Directions for this task: Using the data below, copy every line that contains the word "Gestión".

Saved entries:

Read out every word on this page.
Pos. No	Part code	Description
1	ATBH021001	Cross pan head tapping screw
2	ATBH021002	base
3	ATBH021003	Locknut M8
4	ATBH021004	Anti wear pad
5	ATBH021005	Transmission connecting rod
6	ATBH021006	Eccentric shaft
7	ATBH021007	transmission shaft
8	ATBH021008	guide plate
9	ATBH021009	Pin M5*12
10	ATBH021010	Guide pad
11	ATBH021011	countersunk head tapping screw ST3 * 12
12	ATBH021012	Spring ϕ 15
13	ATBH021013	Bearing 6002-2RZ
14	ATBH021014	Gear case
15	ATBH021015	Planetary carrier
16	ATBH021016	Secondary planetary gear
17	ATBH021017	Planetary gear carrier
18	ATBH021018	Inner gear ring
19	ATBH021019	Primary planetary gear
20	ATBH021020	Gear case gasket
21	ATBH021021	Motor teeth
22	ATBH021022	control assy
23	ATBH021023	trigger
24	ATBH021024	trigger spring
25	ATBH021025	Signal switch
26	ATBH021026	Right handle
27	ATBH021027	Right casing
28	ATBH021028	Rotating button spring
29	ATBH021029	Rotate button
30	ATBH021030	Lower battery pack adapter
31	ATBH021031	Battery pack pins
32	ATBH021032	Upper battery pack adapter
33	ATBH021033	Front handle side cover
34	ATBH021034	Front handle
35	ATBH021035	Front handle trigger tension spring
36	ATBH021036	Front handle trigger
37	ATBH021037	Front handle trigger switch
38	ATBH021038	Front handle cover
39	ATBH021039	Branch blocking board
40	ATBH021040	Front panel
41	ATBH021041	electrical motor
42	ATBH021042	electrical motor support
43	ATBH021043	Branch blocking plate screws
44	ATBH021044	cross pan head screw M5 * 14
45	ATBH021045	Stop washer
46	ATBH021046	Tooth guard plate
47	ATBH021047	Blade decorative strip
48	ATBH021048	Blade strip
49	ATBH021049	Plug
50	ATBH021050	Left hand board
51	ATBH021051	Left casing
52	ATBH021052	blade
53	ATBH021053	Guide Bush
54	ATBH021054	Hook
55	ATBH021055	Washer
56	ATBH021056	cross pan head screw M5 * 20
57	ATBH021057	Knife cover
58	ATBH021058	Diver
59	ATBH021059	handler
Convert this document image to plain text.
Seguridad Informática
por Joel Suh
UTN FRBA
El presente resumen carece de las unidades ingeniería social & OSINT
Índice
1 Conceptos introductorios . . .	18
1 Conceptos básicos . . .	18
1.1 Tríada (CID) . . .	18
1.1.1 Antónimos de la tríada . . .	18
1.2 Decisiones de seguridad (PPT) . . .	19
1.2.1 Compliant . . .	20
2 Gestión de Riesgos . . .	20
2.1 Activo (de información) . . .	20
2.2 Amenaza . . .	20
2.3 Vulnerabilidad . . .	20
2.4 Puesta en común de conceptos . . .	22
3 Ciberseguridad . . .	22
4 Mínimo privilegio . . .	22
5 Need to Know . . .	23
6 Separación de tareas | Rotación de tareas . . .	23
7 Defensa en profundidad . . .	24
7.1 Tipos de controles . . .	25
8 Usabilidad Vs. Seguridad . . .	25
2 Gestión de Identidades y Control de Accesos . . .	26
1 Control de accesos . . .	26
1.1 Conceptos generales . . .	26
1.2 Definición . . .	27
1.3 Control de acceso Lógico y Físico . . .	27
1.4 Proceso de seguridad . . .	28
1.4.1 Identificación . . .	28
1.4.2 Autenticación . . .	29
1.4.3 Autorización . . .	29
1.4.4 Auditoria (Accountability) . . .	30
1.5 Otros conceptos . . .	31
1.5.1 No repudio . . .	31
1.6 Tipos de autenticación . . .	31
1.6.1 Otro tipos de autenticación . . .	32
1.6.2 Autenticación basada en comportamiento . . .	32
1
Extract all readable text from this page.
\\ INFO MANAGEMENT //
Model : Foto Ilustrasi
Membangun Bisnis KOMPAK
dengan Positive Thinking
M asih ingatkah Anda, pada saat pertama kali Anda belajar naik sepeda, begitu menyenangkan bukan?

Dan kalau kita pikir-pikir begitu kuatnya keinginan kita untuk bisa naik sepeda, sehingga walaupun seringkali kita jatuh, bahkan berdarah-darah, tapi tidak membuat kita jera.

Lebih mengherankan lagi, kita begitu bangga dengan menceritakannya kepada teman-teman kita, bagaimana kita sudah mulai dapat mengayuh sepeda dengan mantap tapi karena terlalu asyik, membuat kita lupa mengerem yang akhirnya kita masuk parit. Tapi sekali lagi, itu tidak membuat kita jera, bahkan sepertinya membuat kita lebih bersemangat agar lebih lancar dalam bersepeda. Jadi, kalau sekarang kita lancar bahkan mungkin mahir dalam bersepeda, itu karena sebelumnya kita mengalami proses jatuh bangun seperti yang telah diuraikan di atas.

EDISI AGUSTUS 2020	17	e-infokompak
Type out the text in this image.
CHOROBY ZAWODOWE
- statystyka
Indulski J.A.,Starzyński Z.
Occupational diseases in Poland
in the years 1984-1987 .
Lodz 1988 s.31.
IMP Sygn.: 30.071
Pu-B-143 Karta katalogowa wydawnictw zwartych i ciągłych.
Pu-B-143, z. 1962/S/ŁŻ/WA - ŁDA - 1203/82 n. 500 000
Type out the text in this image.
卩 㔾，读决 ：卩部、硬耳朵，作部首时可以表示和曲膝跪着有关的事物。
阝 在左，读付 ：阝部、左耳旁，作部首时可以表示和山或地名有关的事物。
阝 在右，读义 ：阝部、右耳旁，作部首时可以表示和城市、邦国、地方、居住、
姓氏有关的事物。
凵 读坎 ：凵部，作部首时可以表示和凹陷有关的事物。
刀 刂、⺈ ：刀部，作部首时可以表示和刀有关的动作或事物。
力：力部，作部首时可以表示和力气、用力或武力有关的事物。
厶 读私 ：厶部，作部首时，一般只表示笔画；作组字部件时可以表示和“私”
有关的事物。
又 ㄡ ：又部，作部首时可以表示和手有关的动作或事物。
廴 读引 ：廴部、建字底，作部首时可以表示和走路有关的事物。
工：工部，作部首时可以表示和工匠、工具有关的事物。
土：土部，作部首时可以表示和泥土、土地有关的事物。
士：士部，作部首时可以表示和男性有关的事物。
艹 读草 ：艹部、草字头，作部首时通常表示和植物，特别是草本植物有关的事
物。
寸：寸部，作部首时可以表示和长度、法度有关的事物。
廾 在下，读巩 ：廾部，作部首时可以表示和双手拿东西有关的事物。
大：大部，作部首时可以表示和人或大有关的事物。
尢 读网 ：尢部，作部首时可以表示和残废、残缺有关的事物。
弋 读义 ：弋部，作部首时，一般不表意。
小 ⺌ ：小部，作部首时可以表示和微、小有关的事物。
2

Exercise response:
2 Gestión de Riesgos . . .	20
2 Gestión de Identidades y Control de Accesos . . .	26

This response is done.